● **Direction**: Collect all lines below with the string "cabo".

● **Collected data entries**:
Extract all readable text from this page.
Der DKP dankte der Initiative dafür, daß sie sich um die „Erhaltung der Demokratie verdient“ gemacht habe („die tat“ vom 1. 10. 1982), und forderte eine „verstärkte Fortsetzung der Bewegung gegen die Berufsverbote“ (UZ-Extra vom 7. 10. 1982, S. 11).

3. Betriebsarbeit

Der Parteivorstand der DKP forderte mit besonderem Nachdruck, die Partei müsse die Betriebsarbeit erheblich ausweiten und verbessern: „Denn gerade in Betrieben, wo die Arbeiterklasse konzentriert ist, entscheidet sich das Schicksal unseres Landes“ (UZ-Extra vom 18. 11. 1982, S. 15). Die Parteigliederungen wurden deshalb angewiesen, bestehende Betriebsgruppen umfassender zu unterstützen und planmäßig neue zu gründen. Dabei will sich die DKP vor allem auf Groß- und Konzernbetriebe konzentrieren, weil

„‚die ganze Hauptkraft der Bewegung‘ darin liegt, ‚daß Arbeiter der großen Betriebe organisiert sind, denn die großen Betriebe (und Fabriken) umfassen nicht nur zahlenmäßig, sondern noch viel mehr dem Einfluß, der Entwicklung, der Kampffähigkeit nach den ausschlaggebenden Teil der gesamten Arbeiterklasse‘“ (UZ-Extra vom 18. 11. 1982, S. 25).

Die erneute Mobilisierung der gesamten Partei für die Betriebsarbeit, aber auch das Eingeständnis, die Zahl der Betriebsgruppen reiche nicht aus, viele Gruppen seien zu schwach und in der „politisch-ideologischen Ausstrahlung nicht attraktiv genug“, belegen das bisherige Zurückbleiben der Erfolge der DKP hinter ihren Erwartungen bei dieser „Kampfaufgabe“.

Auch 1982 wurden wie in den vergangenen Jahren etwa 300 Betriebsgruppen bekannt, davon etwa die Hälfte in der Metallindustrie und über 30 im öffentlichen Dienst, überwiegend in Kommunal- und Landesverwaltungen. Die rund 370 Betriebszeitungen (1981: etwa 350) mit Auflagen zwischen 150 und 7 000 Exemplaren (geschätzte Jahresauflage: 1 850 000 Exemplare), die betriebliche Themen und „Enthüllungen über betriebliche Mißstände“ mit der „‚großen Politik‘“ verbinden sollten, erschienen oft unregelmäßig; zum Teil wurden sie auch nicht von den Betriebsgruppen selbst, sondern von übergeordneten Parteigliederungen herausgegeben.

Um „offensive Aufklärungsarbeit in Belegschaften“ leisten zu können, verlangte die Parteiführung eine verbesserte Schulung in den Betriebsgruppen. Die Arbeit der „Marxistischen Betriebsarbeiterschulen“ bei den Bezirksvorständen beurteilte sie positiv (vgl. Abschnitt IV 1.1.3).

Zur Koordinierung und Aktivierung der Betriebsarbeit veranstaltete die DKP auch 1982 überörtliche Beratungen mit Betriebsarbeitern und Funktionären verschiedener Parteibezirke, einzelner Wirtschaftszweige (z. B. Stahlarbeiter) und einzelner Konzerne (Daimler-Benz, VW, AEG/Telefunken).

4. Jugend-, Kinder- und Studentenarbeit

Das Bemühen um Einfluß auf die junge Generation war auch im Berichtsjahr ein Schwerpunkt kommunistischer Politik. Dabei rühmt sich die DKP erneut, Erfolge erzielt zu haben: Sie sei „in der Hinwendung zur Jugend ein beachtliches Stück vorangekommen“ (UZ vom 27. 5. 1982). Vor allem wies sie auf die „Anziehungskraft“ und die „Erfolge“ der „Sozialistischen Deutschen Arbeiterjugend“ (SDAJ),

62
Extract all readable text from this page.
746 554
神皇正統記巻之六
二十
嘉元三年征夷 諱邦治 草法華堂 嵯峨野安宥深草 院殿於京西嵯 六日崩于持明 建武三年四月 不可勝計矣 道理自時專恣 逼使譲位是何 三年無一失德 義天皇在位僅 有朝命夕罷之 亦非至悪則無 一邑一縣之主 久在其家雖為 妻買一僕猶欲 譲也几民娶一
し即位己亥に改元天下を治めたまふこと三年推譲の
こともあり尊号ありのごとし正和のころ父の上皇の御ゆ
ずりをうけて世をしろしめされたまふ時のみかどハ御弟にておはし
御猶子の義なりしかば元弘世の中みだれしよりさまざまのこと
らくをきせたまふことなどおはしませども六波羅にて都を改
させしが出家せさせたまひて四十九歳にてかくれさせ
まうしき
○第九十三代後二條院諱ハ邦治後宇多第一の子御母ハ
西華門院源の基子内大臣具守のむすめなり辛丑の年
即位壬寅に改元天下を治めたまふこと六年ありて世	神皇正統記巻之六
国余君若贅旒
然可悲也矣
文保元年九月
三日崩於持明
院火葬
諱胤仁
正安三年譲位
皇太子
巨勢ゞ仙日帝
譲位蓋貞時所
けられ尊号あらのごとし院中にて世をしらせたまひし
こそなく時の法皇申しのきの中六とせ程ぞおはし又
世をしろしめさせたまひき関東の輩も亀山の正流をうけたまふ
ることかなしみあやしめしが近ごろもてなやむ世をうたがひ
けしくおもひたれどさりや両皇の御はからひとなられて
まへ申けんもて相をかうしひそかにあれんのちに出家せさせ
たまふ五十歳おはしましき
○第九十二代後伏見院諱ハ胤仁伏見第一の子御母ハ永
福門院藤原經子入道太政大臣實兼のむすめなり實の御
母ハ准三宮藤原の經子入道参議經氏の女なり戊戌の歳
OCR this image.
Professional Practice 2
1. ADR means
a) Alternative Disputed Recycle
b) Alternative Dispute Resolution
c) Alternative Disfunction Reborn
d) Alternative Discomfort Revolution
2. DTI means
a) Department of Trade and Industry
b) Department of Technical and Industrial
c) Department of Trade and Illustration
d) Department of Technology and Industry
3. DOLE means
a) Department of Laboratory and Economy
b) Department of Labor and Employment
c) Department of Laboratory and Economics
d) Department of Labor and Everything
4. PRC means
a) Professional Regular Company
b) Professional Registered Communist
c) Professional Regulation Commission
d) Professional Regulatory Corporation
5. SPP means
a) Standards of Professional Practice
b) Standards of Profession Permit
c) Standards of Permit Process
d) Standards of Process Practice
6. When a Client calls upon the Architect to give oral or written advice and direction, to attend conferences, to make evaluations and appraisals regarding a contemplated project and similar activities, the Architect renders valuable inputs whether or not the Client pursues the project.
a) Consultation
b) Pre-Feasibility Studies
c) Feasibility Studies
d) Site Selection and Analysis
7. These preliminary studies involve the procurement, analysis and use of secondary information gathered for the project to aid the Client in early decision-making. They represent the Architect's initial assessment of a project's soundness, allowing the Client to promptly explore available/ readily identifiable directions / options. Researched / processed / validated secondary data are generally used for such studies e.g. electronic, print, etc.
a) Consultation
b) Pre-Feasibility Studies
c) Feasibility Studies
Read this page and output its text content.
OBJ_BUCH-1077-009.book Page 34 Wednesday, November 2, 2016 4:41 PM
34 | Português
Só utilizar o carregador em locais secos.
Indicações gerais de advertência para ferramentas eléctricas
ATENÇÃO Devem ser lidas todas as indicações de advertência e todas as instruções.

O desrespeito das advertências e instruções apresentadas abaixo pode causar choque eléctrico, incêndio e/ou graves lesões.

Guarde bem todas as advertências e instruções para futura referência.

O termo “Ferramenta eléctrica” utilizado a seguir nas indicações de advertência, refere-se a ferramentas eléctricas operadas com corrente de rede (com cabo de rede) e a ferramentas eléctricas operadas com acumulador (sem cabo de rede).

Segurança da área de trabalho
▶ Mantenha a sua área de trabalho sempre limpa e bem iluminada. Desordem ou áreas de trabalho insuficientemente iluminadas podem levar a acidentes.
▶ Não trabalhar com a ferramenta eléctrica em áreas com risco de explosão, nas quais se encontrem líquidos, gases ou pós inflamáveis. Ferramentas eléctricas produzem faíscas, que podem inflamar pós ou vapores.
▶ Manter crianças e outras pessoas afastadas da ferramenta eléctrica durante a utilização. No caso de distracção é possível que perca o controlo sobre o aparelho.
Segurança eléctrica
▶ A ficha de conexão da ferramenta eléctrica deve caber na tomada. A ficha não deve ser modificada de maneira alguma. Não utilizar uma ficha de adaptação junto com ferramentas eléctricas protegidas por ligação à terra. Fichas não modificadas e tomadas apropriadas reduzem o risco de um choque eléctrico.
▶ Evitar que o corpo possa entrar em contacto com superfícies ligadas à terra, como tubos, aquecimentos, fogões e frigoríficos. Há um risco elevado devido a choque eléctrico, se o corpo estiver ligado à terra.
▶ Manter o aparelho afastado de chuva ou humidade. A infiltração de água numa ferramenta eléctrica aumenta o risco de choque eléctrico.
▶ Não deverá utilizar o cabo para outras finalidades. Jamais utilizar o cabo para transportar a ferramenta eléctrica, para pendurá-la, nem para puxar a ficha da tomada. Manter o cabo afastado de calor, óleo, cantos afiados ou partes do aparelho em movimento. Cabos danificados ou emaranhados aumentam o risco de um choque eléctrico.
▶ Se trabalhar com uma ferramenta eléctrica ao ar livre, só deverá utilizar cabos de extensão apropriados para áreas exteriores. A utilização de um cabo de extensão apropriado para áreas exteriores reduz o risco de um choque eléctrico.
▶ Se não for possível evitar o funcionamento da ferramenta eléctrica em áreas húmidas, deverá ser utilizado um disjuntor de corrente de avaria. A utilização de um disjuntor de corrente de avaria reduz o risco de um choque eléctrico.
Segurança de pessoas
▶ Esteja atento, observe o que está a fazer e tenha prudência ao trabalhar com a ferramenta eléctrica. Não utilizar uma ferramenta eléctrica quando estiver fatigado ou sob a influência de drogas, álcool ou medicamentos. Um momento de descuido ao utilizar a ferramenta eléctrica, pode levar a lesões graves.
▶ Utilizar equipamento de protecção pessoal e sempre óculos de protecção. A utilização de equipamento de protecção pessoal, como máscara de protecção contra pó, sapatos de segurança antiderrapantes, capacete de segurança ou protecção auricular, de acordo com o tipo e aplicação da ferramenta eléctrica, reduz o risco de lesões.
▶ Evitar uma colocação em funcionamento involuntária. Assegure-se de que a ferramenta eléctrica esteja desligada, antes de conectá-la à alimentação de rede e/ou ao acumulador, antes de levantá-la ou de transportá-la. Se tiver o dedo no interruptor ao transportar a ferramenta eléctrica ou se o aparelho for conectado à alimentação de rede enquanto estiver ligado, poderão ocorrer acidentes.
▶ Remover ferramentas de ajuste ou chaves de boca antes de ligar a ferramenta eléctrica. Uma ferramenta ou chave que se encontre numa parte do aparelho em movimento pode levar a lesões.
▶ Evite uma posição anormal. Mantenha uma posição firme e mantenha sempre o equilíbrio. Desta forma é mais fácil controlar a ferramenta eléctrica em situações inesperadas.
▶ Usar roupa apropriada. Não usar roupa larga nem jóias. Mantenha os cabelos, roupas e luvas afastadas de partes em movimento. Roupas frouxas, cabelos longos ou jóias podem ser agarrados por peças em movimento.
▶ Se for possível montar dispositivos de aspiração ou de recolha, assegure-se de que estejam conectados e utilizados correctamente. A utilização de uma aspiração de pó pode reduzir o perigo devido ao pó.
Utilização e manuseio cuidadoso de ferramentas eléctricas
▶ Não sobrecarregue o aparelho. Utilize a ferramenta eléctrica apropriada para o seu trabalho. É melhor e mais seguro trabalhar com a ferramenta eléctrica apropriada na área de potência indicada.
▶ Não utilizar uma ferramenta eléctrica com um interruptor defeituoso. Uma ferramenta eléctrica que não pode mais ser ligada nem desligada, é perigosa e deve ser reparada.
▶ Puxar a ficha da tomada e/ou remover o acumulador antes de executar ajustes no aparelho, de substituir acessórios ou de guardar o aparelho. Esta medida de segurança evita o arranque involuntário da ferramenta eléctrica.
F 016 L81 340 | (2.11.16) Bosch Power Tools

● **Answer**:
O termo “Ferramenta eléctrica” utilizado a seguir nas indicações de advertência, refere-se a ferramentas eléctricas operadas com corrente de rede (com cabo de rede) e a ferramentas eléctricas operadas com acumulador (sem cabo de rede).
▶ Não deverá utilizar o cabo para outras finalidades. Jamais utilizar o cabo para transportar a ferramenta eléctrica, para pendurá-la, nem para puxar a ficha da tomada. Manter o cabo afastado de calor, óleo, cantos afiados ou partes do aparelho em movimento. Cabos danificados ou emaranhados aumentam o risco de um choque eléctrico.
▶ Se trabalhar com uma ferramenta eléctrica ao ar livre, só deverá utilizar cabos de extensão apropriados para áreas exteriores. A utilização de um cabo de extensão apropriado para áreas exteriores reduz o risco de um choque eléctrico.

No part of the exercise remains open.